---- RECORDS SUPPLIED

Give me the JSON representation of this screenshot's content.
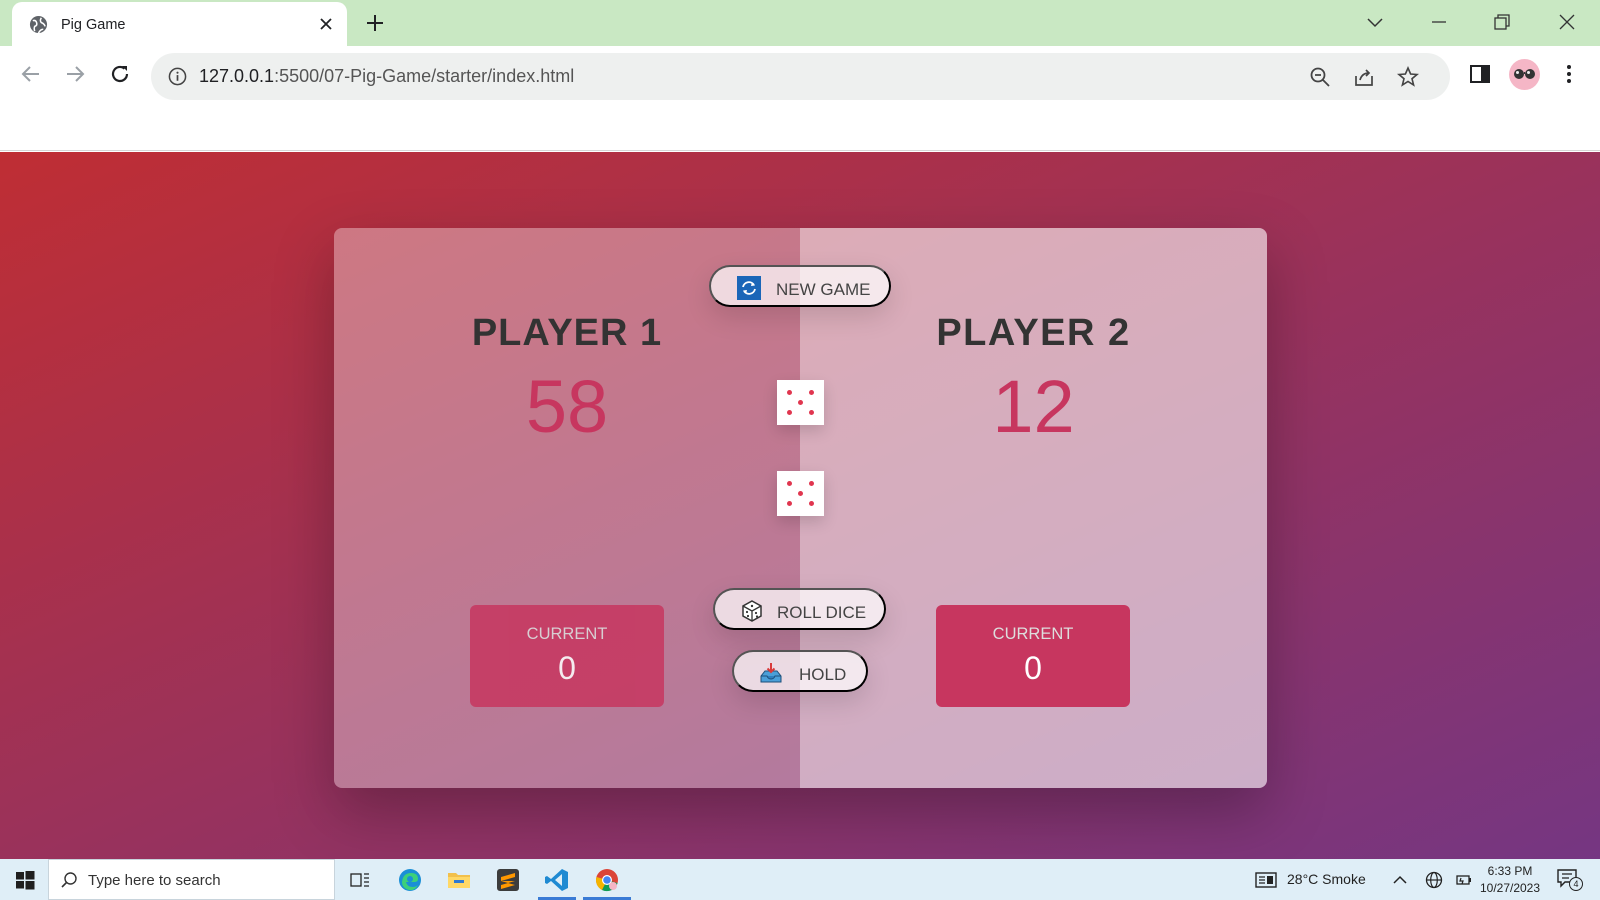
{
  "browser": {
    "tab_title": "Pig Game",
    "url_host": "127.0.0.1",
    "url_rest": ":5500/07-Pig-Game/starter/index.html"
  },
  "game": {
    "new_game_label": "New game",
    "roll_dice_label": "Roll dice",
    "hold_label": "Hold",
    "dice_values": [
      5,
      5
    ],
    "players": [
      {
        "name": "Player 1",
        "score": "58",
        "current_label": "Current",
        "current_score": "0"
      },
      {
        "name": "Player 2",
        "score": "12",
        "current_label": "Current",
        "current_score": "0"
      }
    ]
  },
  "taskbar": {
    "search_placeholder": "Type here to search",
    "weather": "28°C  Smoke",
    "time": "6:33 PM",
    "date": "10/27/2023",
    "notification_count": "4"
  },
  "colors": {
    "accent": "#c7365f",
    "page_gradient_start": "#bf2e34",
    "page_gradient_end": "#753682",
    "tab_strip": "#c9e8c3"
  }
}
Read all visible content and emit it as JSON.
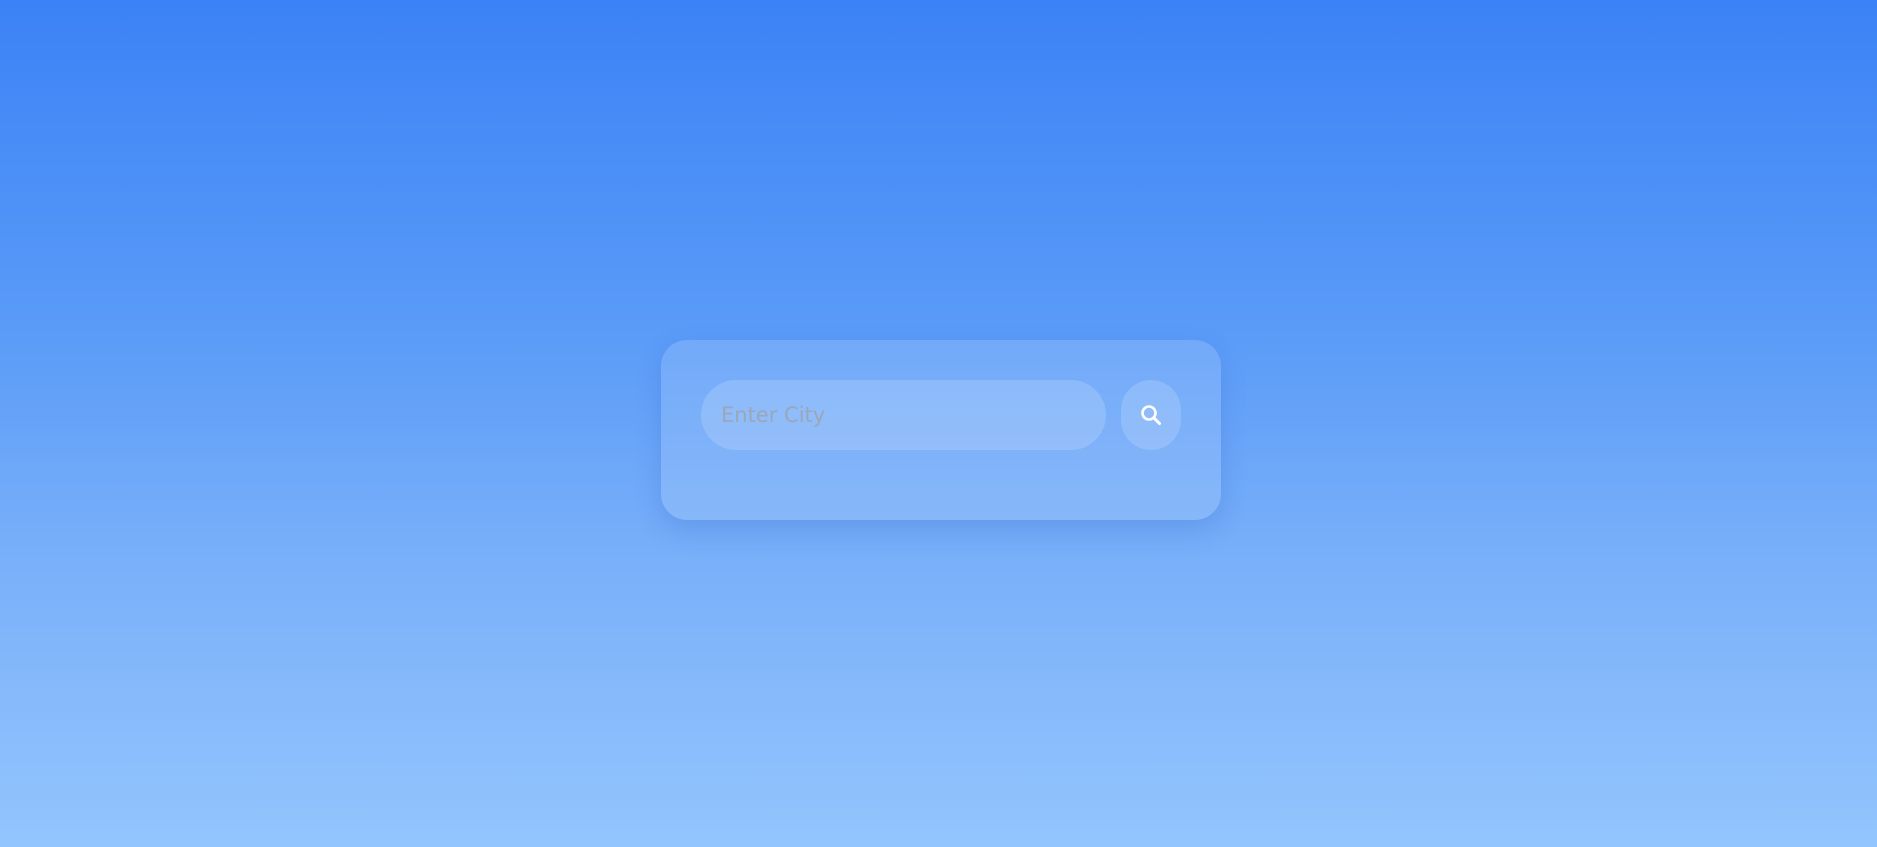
{
  "search": {
    "placeholder": "Enter City",
    "value": "",
    "button_icon": "search-icon"
  },
  "colors": {
    "background_top": "#3b82f6",
    "background_bottom": "#93c5fd",
    "icon": "#ffffff",
    "placeholder": "#9aa7b8"
  }
}
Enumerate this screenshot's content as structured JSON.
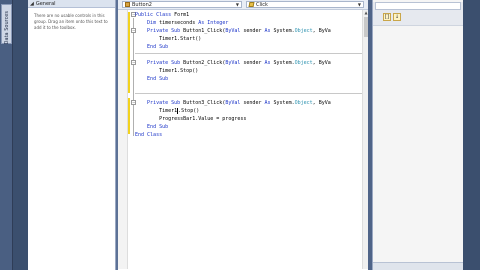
{
  "left_strip": {
    "tab_label": "Data Sources"
  },
  "toolbox": {
    "group_title": "General",
    "empty_message": "There are no usable controls in this group. Drag an item onto this text to add it to the toolbox."
  },
  "editor": {
    "class_combo": "Button2",
    "method_combo": "Click",
    "code_lines": [
      {
        "text": "Public Class Form1"
      },
      {
        "text": "Dim timerseconds As Integer"
      },
      {
        "text": "Private Sub Button1_Click(ByVal sender As System.Object, ByVa"
      },
      {
        "text": "Timer1.Start()"
      },
      {
        "text": "End Sub"
      },
      {
        "text": "Private Sub Button2_Click(ByVal sender As System.Object, ByVa"
      },
      {
        "text": "Timer1.Stop()"
      },
      {
        "text": "End Sub"
      },
      {
        "text": "Private Sub Button3_Click(ByVal sender As System.Object, ByVa"
      },
      {
        "text": "Timer1.Stop()"
      },
      {
        "text": "ProgressBar1.Value = progress"
      },
      {
        "text": "End Sub"
      },
      {
        "text": "End Class"
      }
    ]
  },
  "properties": {
    "categorized_label": "[]",
    "sort_glyph": "↓"
  },
  "colors": {
    "keyword": "#1a33c8",
    "type": "#2b91af",
    "change_bar": "#f2d21e",
    "shell_background": "#3b4f6e"
  }
}
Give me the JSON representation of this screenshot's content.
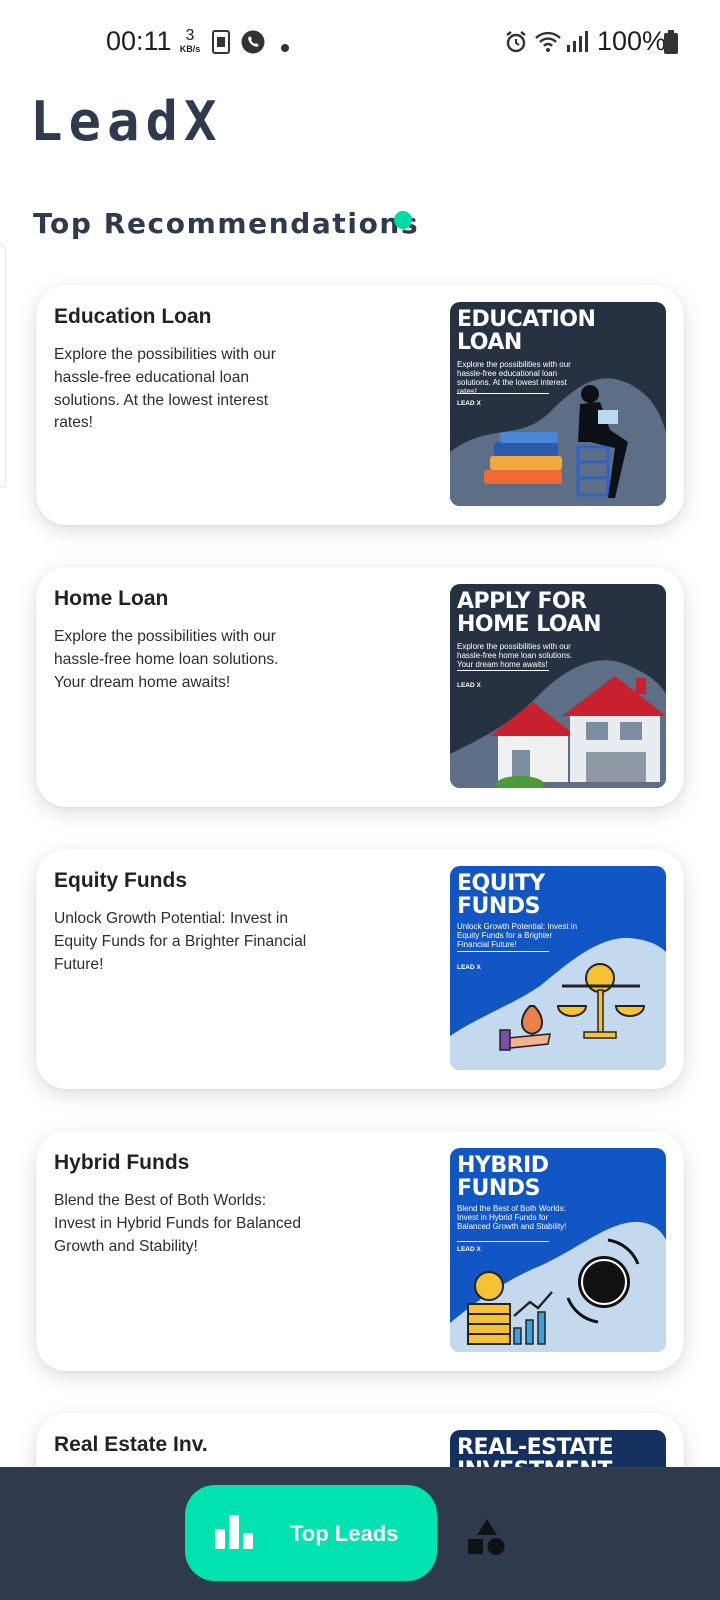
{
  "status_bar": {
    "time": "00:11",
    "net_speed_value": "3",
    "net_speed_unit": "KB/s",
    "battery": "100%",
    "icons": [
      "sim-card-icon",
      "whatsapp-icon",
      "notification-dot-icon",
      "alarm-icon",
      "wifi-icon",
      "signal-icon",
      "battery-icon"
    ]
  },
  "header": {
    "app_title": "LeadX",
    "section_title": "Top Recommendations"
  },
  "cards": [
    {
      "title": "Education Loan",
      "description": "Explore the possibilities with our hassle-free educational loan solutions. At the lowest interest rates!",
      "thumb_heading": "EDUCATION LOAN",
      "thumb_text": "Explore the possibilities with our hassle-free educational loan solutions. At the lowest interest rates!",
      "thumb_brand": "LEAD X",
      "thumb_bg": "#263241"
    },
    {
      "title": "Home Loan",
      "description": "Explore the possibilities with our hassle-free home loan solutions. Your dream home awaits!",
      "thumb_heading": "APPLY FOR HOME LOAN",
      "thumb_text": "Explore the possibilities with our hassle-free home loan solutions. Your dream home awaits!",
      "thumb_brand": "LEAD X",
      "thumb_bg": "#263241"
    },
    {
      "title": "Equity Funds",
      "description": "Unlock Growth Potential: Invest in Equity Funds for a Brighter Financial Future!",
      "thumb_heading": "EQUITY FUNDS",
      "thumb_text": "Unlock Growth Potential: Invest in Equity Funds for a Brighter Financial Future!",
      "thumb_brand": "LEAD X",
      "thumb_bg": "#1255c4"
    },
    {
      "title": "Hybrid Funds",
      "description": "Blend the Best of Both Worlds: Invest in Hybrid Funds for Balanced Growth and Stability!",
      "thumb_heading": "HYBRID FUNDS",
      "thumb_text": "Blend the Best of Both Worlds: Invest in Hybrid Funds for Balanced Growth and Stability!",
      "thumb_brand": "LEAD X",
      "thumb_bg": "#1255c4"
    },
    {
      "title": "Real Estate Inv.",
      "thumb_heading": "REAL-ESTATE INVESTMENT",
      "thumb_bg": "#14305e"
    }
  ],
  "bottom_nav": {
    "active_label": "Top Leads",
    "active_icon": "bar-chart-icon",
    "other_icon": "shapes-icon"
  },
  "colors": {
    "accent": "#00e3b0",
    "dark": "#2f3b4c",
    "live_dot": "#00d9a8"
  }
}
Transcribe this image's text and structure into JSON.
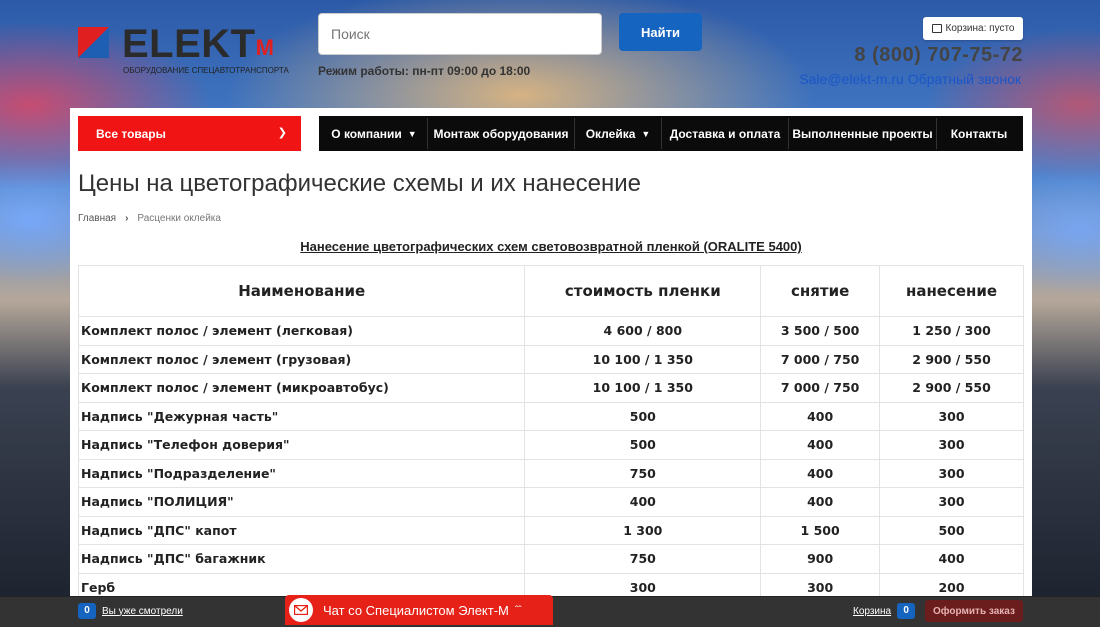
{
  "header": {
    "logo": {
      "word": "ELEKT",
      "accent": "M",
      "tagline": "ОБОРУДОВАНИЕ СПЕЦАВТОТРАНСПОРТА"
    },
    "search": {
      "placeholder": "Поиск",
      "button": "Найти"
    },
    "hours": "Режим работы: пн-пт 09:00 до 18:00",
    "cart": "Корзина: пусто",
    "phone": "8 (800) 707-75-72",
    "email": "Sale@elekt-m.ru",
    "callback": "Обратный звонок"
  },
  "nav": {
    "all_goods": "Все товары",
    "items": [
      "О компании",
      "Монтаж оборудования",
      "Оклейка",
      "Доставка и оплата",
      "Выполненные проекты",
      "Контакты"
    ]
  },
  "page": {
    "title": "Цены на цветографические схемы и их нанесение",
    "breadcrumb": [
      "Главная",
      "Расценки оклейка"
    ]
  },
  "table": {
    "caption": "Нанесение цветографических схем световозвратной пленкой (ORALITE 5400)",
    "headers": [
      "Наименование",
      "стоимость пленки",
      "снятие",
      "нанесение"
    ],
    "rows": [
      [
        "Комплект полос / элемент (легковая)",
        "4 600 / 800",
        "3 500 / 500",
        "1 250 / 300"
      ],
      [
        "Комплект полос / элемент (грузовая)",
        "10 100 / 1 350",
        "7 000 / 750",
        "2 900 / 550"
      ],
      [
        "Комплект полос / элемент (микроавтобус)",
        "10 100 / 1 350",
        "7 000 / 750",
        "2 900 / 550"
      ],
      [
        "Надпись \"Дежурная часть\"",
        "500",
        "400",
        "300"
      ],
      [
        "Надпись \"Телефон доверия\"",
        "500",
        "400",
        "300"
      ],
      [
        "Надпись \"Подразделение\"",
        "750",
        "400",
        "300"
      ],
      [
        "Надпись \"ПОЛИЦИЯ\"",
        "400",
        "400",
        "300"
      ],
      [
        "Надпись \"ДПС\" капот",
        "1 300",
        "1 500",
        "500"
      ],
      [
        "Надпись \"ДПС\" багажник",
        "750",
        "900",
        "400"
      ],
      [
        "Герб",
        "300",
        "300",
        "200"
      ]
    ]
  },
  "bottombar": {
    "viewed_count": "0",
    "viewed_label": "Вы уже смотрели",
    "chat_label": "Чат со Специалистом Элект-М",
    "cart_label": "Корзина",
    "cart_count": "0",
    "order_button": "Оформить заказ"
  },
  "colors": {
    "accent_red": "#f01414",
    "accent_blue": "#1565c0",
    "nav_bg": "#0b0b0b"
  }
}
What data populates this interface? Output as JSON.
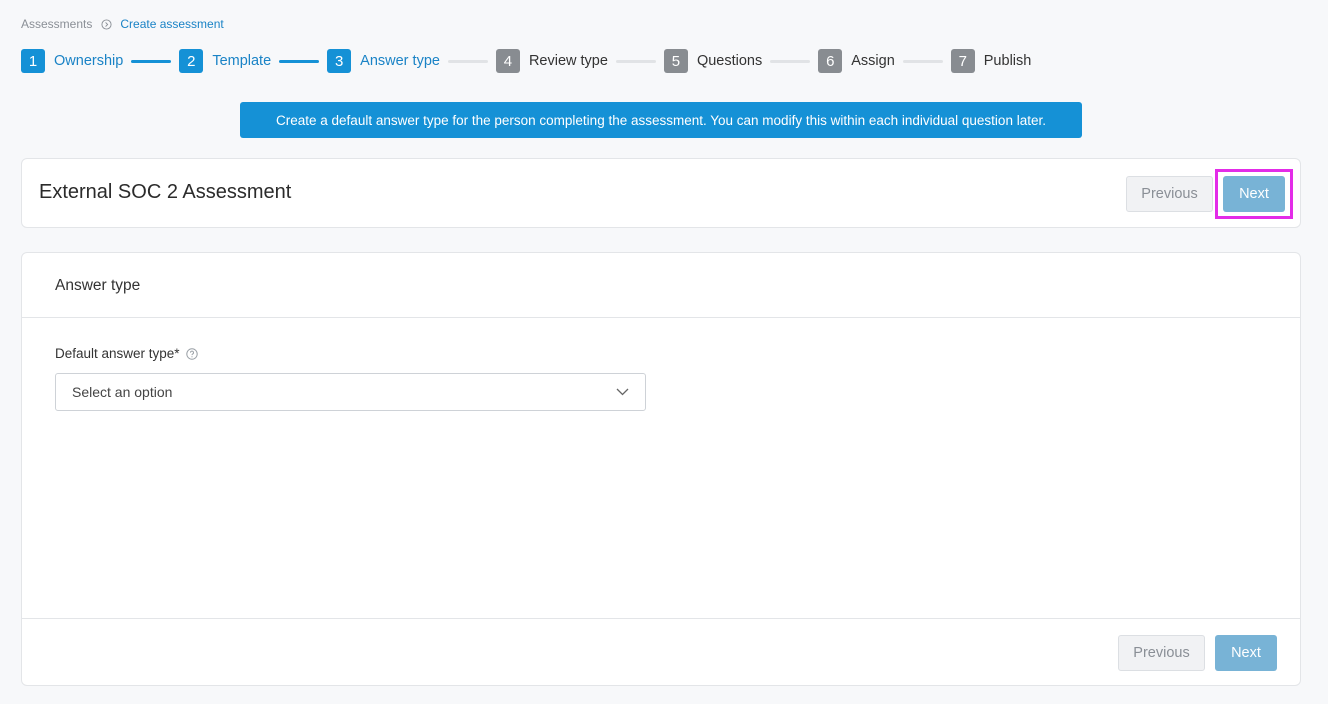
{
  "breadcrumb": {
    "root": "Assessments",
    "current": "Create assessment"
  },
  "stepper": {
    "steps": [
      {
        "num": "1",
        "label": "Ownership",
        "state": "done"
      },
      {
        "num": "2",
        "label": "Template",
        "state": "done"
      },
      {
        "num": "3",
        "label": "Answer type",
        "state": "active"
      },
      {
        "num": "4",
        "label": "Review type",
        "state": "todo"
      },
      {
        "num": "5",
        "label": "Questions",
        "state": "todo"
      },
      {
        "num": "6",
        "label": "Assign",
        "state": "todo"
      },
      {
        "num": "7",
        "label": "Publish",
        "state": "todo"
      }
    ]
  },
  "banner": {
    "text": "Create a default answer type for the person completing the assessment. You can modify this within each individual question later."
  },
  "header": {
    "title": "External SOC 2 Assessment",
    "previous_label": "Previous",
    "next_label": "Next"
  },
  "answer_section": {
    "title": "Answer type",
    "field_label": "Default answer type*",
    "select_value": "Select an option"
  },
  "footer": {
    "previous_label": "Previous",
    "next_label": "Next"
  },
  "colors": {
    "primary": "#1591d6",
    "next_disabled": "#78b3d6",
    "highlight": "#e32ce8",
    "step_inactive": "#888c91"
  },
  "icons": {
    "breadcrumb_separator": "circle-chevron-icon",
    "help": "question-circle-icon",
    "select_caret": "chevron-down-icon"
  }
}
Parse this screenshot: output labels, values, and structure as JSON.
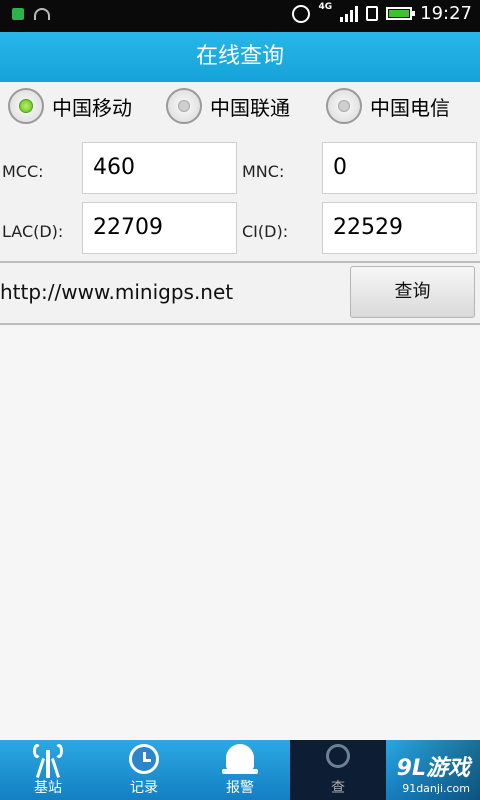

--------

#### TASK REQUIREMENTS
Say how many lines in the entries contain the string "search", and say nothing else.

#### OUTPUT FOR THIS EXERCISE
4